== Records from a collection of figures ==
- - -

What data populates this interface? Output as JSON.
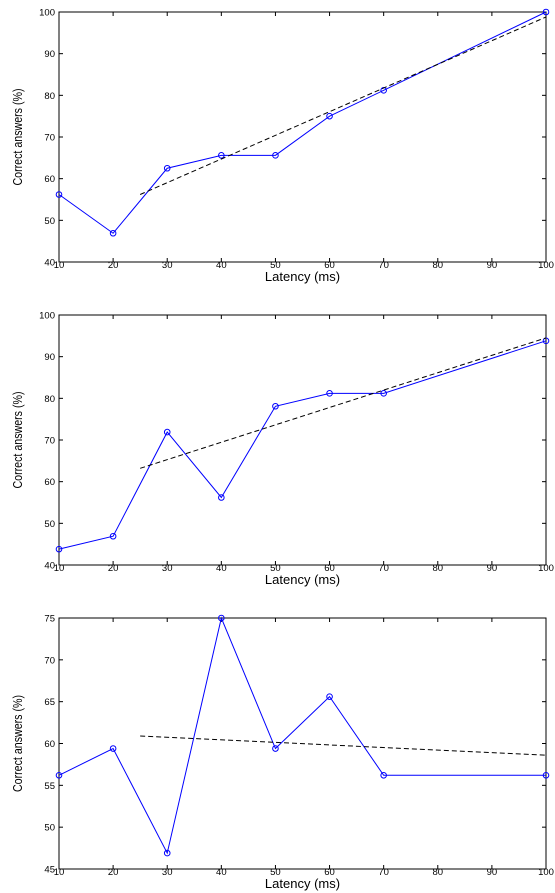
{
  "chart_data": [
    {
      "type": "line",
      "xlabel": "Latency (ms)",
      "ylabel": "Correct answers (%)",
      "xlim": [
        10,
        100
      ],
      "ylim": [
        40,
        100
      ],
      "xticks": [
        10,
        20,
        30,
        40,
        50,
        60,
        70,
        80,
        90,
        100
      ],
      "yticks": [
        40,
        50,
        60,
        70,
        80,
        90,
        100
      ],
      "grid": false,
      "series": [
        {
          "style": "solid-markers",
          "color": "#0000ff",
          "x": [
            10,
            20,
            30,
            40,
            50,
            60,
            70,
            100
          ],
          "y": [
            56.2,
            46.9,
            62.5,
            65.6,
            65.6,
            75.0,
            81.2,
            100.0
          ]
        },
        {
          "style": "dashed-fit",
          "color": "#000000",
          "x": [
            25,
            100
          ],
          "y": [
            56.2,
            98.8
          ]
        }
      ]
    },
    {
      "type": "line",
      "xlabel": "Latency (ms)",
      "ylabel": "Correct answers (%)",
      "xlim": [
        10,
        100
      ],
      "ylim": [
        40,
        100
      ],
      "xticks": [
        10,
        20,
        30,
        40,
        50,
        60,
        70,
        80,
        90,
        100
      ],
      "yticks": [
        40,
        50,
        60,
        70,
        80,
        90,
        100
      ],
      "grid": false,
      "series": [
        {
          "style": "solid-markers",
          "color": "#0000ff",
          "x": [
            10,
            20,
            30,
            40,
            50,
            60,
            70,
            100
          ],
          "y": [
            43.8,
            46.9,
            71.9,
            56.2,
            78.1,
            81.2,
            81.2,
            93.8
          ]
        },
        {
          "style": "dashed-fit",
          "color": "#000000",
          "x": [
            25,
            100
          ],
          "y": [
            63.2,
            94.5
          ]
        }
      ]
    },
    {
      "type": "line",
      "xlabel": "Latency (ms)",
      "ylabel": "Correct answers (%)",
      "xlim": [
        10,
        100
      ],
      "ylim": [
        45,
        75
      ],
      "xticks": [
        10,
        20,
        30,
        40,
        50,
        60,
        70,
        80,
        90,
        100
      ],
      "yticks": [
        45,
        50,
        55,
        60,
        65,
        70,
        75
      ],
      "grid": false,
      "series": [
        {
          "style": "solid-markers",
          "color": "#0000ff",
          "x": [
            10,
            20,
            30,
            40,
            50,
            60,
            70,
            100
          ],
          "y": [
            56.2,
            59.4,
            46.9,
            75.0,
            59.4,
            65.6,
            56.2,
            56.2
          ]
        },
        {
          "style": "dashed-fit",
          "color": "#000000",
          "x": [
            25,
            100
          ],
          "y": [
            60.9,
            58.6
          ]
        }
      ]
    }
  ]
}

- - -

== PROBLEM REQUIREMENTS ==
Skipping the pictures, transcribe each line above exactly as it appears.

== REPLY TO THE TASK ==
What data populates this interface? Output as JSON.
{
  "chart_data": [
    {
      "type": "line",
      "xlabel": "Latency (ms)",
      "ylabel": "Correct answers (%)",
      "xlim": [
        10,
        100
      ],
      "ylim": [
        40,
        100
      ],
      "xticks": [
        10,
        20,
        30,
        40,
        50,
        60,
        70,
        80,
        90,
        100
      ],
      "yticks": [
        40,
        50,
        60,
        70,
        80,
        90,
        100
      ],
      "grid": false,
      "series": [
        {
          "style": "solid-markers",
          "color": "#0000ff",
          "x": [
            10,
            20,
            30,
            40,
            50,
            60,
            70,
            100
          ],
          "y": [
            56.2,
            46.9,
            62.5,
            65.6,
            65.6,
            75.0,
            81.2,
            100.0
          ]
        },
        {
          "style": "dashed-fit",
          "color": "#000000",
          "x": [
            25,
            100
          ],
          "y": [
            56.2,
            98.8
          ]
        }
      ]
    },
    {
      "type": "line",
      "xlabel": "Latency (ms)",
      "ylabel": "Correct answers (%)",
      "xlim": [
        10,
        100
      ],
      "ylim": [
        40,
        100
      ],
      "xticks": [
        10,
        20,
        30,
        40,
        50,
        60,
        70,
        80,
        90,
        100
      ],
      "yticks": [
        40,
        50,
        60,
        70,
        80,
        90,
        100
      ],
      "grid": false,
      "series": [
        {
          "style": "solid-markers",
          "color": "#0000ff",
          "x": [
            10,
            20,
            30,
            40,
            50,
            60,
            70,
            100
          ],
          "y": [
            43.8,
            46.9,
            71.9,
            56.2,
            78.1,
            81.2,
            81.2,
            93.8
          ]
        },
        {
          "style": "dashed-fit",
          "color": "#000000",
          "x": [
            25,
            100
          ],
          "y": [
            63.2,
            94.5
          ]
        }
      ]
    },
    {
      "type": "line",
      "xlabel": "Latency (ms)",
      "ylabel": "Correct answers (%)",
      "xlim": [
        10,
        100
      ],
      "ylim": [
        45,
        75
      ],
      "xticks": [
        10,
        20,
        30,
        40,
        50,
        60,
        70,
        80,
        90,
        100
      ],
      "yticks": [
        45,
        50,
        55,
        60,
        65,
        70,
        75
      ],
      "grid": false,
      "series": [
        {
          "style": "solid-markers",
          "color": "#0000ff",
          "x": [
            10,
            20,
            30,
            40,
            50,
            60,
            70,
            100
          ],
          "y": [
            56.2,
            59.4,
            46.9,
            75.0,
            59.4,
            65.6,
            56.2,
            56.2
          ]
        },
        {
          "style": "dashed-fit",
          "color": "#000000",
          "x": [
            25,
            100
          ],
          "y": [
            60.9,
            58.6
          ]
        }
      ]
    }
  ]
}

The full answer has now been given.